* What the task asks
Reproduce the listing below exactly. Pictures do not belong in the copy.

============

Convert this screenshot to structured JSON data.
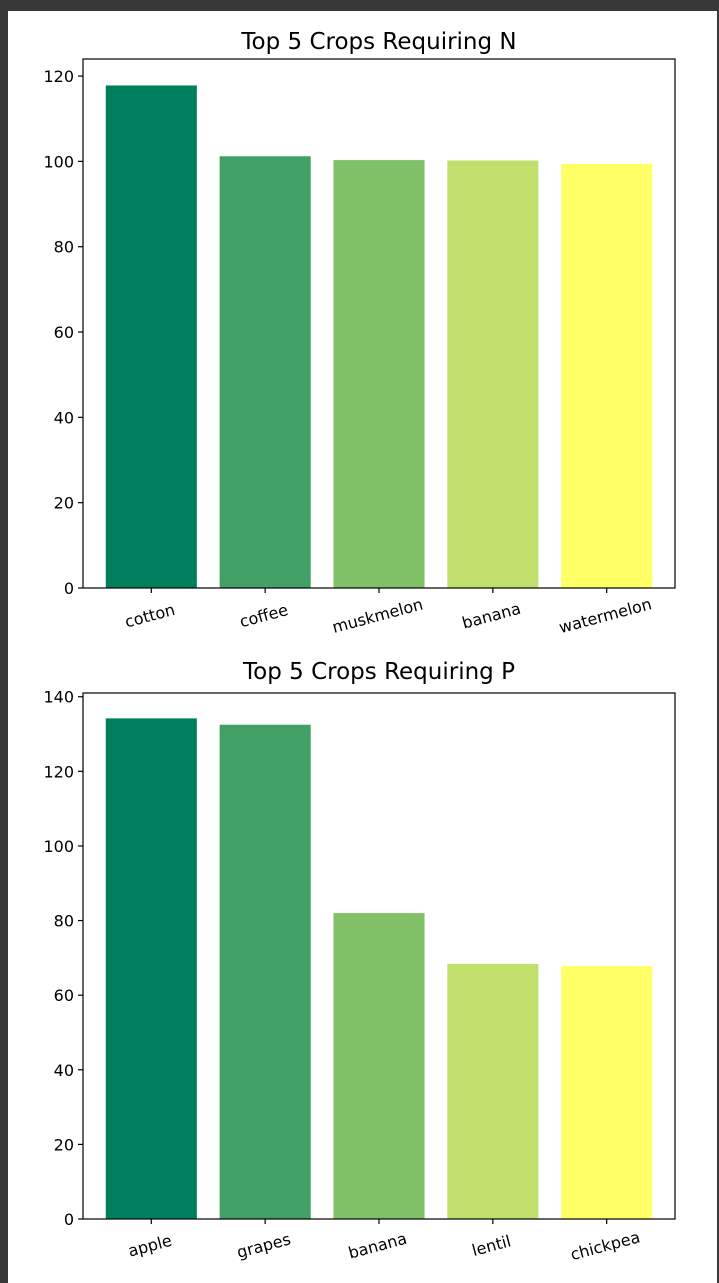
{
  "chart_data": [
    {
      "type": "bar",
      "title": "Top 5 Crops Requiring N",
      "xlabel": "",
      "ylabel": "",
      "categories": [
        "cotton",
        "coffee",
        "muskmelon",
        "banana",
        "watermelon"
      ],
      "values": [
        117.8,
        101.2,
        100.3,
        100.2,
        99.4
      ],
      "ylim": [
        0,
        124
      ],
      "yticks": [
        0,
        20,
        40,
        60,
        80,
        100,
        120
      ],
      "colors": [
        "#007f5f",
        "#40a066",
        "#80c067",
        "#c1e06b",
        "#ffff66"
      ],
      "grid": false,
      "xtick_rotation": 15
    },
    {
      "type": "bar",
      "title": "Top 5 Crops Requiring P",
      "xlabel": "",
      "ylabel": "",
      "categories": [
        "apple",
        "grapes",
        "banana",
        "lentil",
        "chickpea"
      ],
      "values": [
        134.2,
        132.5,
        82.0,
        68.4,
        67.8
      ],
      "ylim": [
        0,
        141
      ],
      "yticks": [
        0,
        20,
        40,
        60,
        80,
        100,
        120,
        140
      ],
      "colors": [
        "#007f5f",
        "#40a066",
        "#80c067",
        "#c1e06b",
        "#ffff66"
      ],
      "grid": false,
      "xtick_rotation": 15
    }
  ]
}
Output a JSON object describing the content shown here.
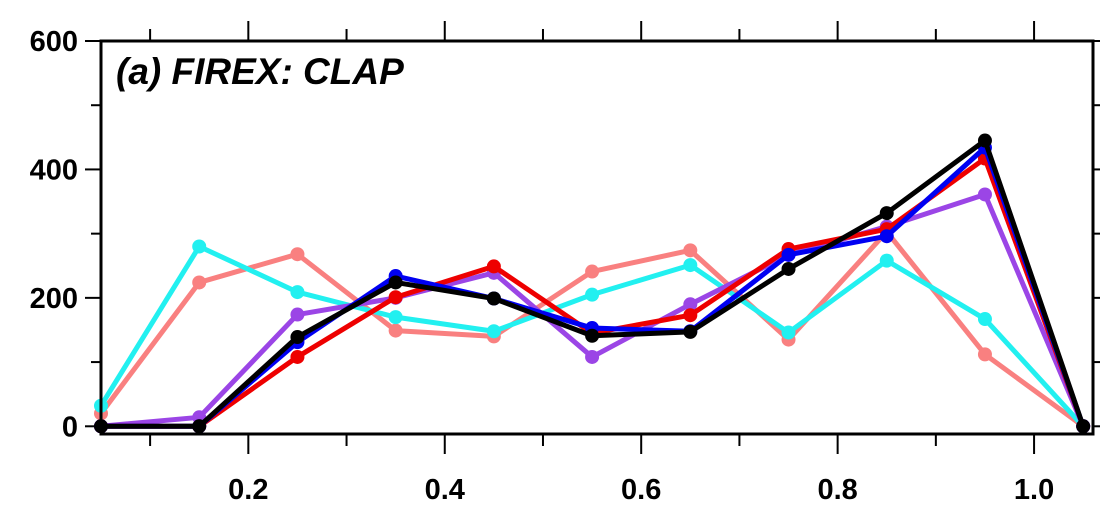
{
  "chart_data": {
    "type": "line",
    "title": "(a) FIREX: CLAP",
    "xlabel": "",
    "ylabel": "",
    "xlim": [
      0.05,
      1.06
    ],
    "ylim": [
      -12,
      600
    ],
    "x_ticks": [
      0.2,
      0.4,
      0.6,
      0.8,
      1.0
    ],
    "x_tick_labels": [
      "0.2",
      "0.4",
      "0.6",
      "0.8",
      "1.0"
    ],
    "y_ticks": [
      0,
      200,
      400,
      600
    ],
    "y_tick_labels": [
      "0",
      "200",
      "400",
      "600"
    ],
    "grid": false,
    "legend": "none",
    "x": [
      0.05,
      0.15,
      0.25,
      0.35,
      0.45,
      0.55,
      0.65,
      0.75,
      0.85,
      0.95,
      1.05
    ],
    "series": [
      {
        "color": "#f98080",
        "values": [
          20,
          224,
          268,
          149,
          140,
          241,
          274,
          135,
          303,
          112,
          0
        ]
      },
      {
        "color": "#22f0f0",
        "values": [
          32,
          280,
          209,
          170,
          148,
          205,
          251,
          146,
          258,
          167,
          0
        ]
      },
      {
        "color": "#9b45e6",
        "values": [
          0,
          14,
          174,
          200,
          239,
          108,
          190,
          267,
          311,
          361,
          0
        ]
      },
      {
        "color": "#ee0000",
        "values": [
          0,
          0,
          108,
          201,
          249,
          145,
          173,
          276,
          307,
          417,
          0
        ]
      },
      {
        "color": "#0000f2",
        "values": [
          0,
          0,
          131,
          234,
          199,
          153,
          148,
          267,
          296,
          434,
          0
        ]
      },
      {
        "color": "#000000",
        "values": [
          0,
          0,
          139,
          224,
          199,
          141,
          147,
          245,
          332,
          445,
          0
        ]
      }
    ]
  }
}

============

* Task output
Convert this screenshot to structured JSON data.
{
  "chart_data": [
    {
      "type": "bar",
      "title": "Top 5 Crops Requiring N",
      "xlabel": "",
      "ylabel": "",
      "categories": [
        "cotton",
        "coffee",
        "muskmelon",
        "banana",
        "watermelon"
      ],
      "values": [
        117.8,
        101.2,
        100.3,
        100.2,
        99.4
      ],
      "ylim": [
        0,
        124
      ],
      "yticks": [
        0,
        20,
        40,
        60,
        80,
        100,
        120
      ],
      "colors": [
        "#007f5f",
        "#40a066",
        "#80c067",
        "#c1e06b",
        "#ffff66"
      ],
      "grid": false,
      "xtick_rotation": 15
    },
    {
      "type": "bar",
      "title": "Top 5 Crops Requiring P",
      "xlabel": "",
      "ylabel": "",
      "categories": [
        "apple",
        "grapes",
        "banana",
        "lentil",
        "chickpea"
      ],
      "values": [
        134.2,
        132.5,
        82.0,
        68.4,
        67.8
      ],
      "ylim": [
        0,
        141
      ],
      "yticks": [
        0,
        20,
        40,
        60,
        80,
        100,
        120,
        140
      ],
      "colors": [
        "#007f5f",
        "#40a066",
        "#80c067",
        "#c1e06b",
        "#ffff66"
      ],
      "grid": false,
      "xtick_rotation": 15
    }
  ]
}
Output a JSON object describing the content shown here.
{
  "chart_data": {
    "type": "line",
    "title": "(a) FIREX: CLAP",
    "xlabel": "",
    "ylabel": "",
    "xlim": [
      0.05,
      1.06
    ],
    "ylim": [
      -12,
      600
    ],
    "x_ticks": [
      0.2,
      0.4,
      0.6,
      0.8,
      1.0
    ],
    "x_tick_labels": [
      "0.2",
      "0.4",
      "0.6",
      "0.8",
      "1.0"
    ],
    "y_ticks": [
      0,
      200,
      400,
      600
    ],
    "y_tick_labels": [
      "0",
      "200",
      "400",
      "600"
    ],
    "grid": false,
    "legend": "none",
    "x": [
      0.05,
      0.15,
      0.25,
      0.35,
      0.45,
      0.55,
      0.65,
      0.75,
      0.85,
      0.95,
      1.05
    ],
    "series": [
      {
        "color": "#f98080",
        "values": [
          20,
          224,
          268,
          149,
          140,
          241,
          274,
          135,
          303,
          112,
          0
        ]
      },
      {
        "color": "#22f0f0",
        "values": [
          32,
          280,
          209,
          170,
          148,
          205,
          251,
          146,
          258,
          167,
          0
        ]
      },
      {
        "color": "#9b45e6",
        "values": [
          0,
          14,
          174,
          200,
          239,
          108,
          190,
          267,
          311,
          361,
          0
        ]
      },
      {
        "color": "#ee0000",
        "values": [
          0,
          0,
          108,
          201,
          249,
          145,
          173,
          276,
          307,
          417,
          0
        ]
      },
      {
        "color": "#0000f2",
        "values": [
          0,
          0,
          131,
          234,
          199,
          153,
          148,
          267,
          296,
          434,
          0
        ]
      },
      {
        "color": "#000000",
        "values": [
          0,
          0,
          139,
          224,
          199,
          141,
          147,
          245,
          332,
          445,
          0
        ]
      }
    ]
  }
}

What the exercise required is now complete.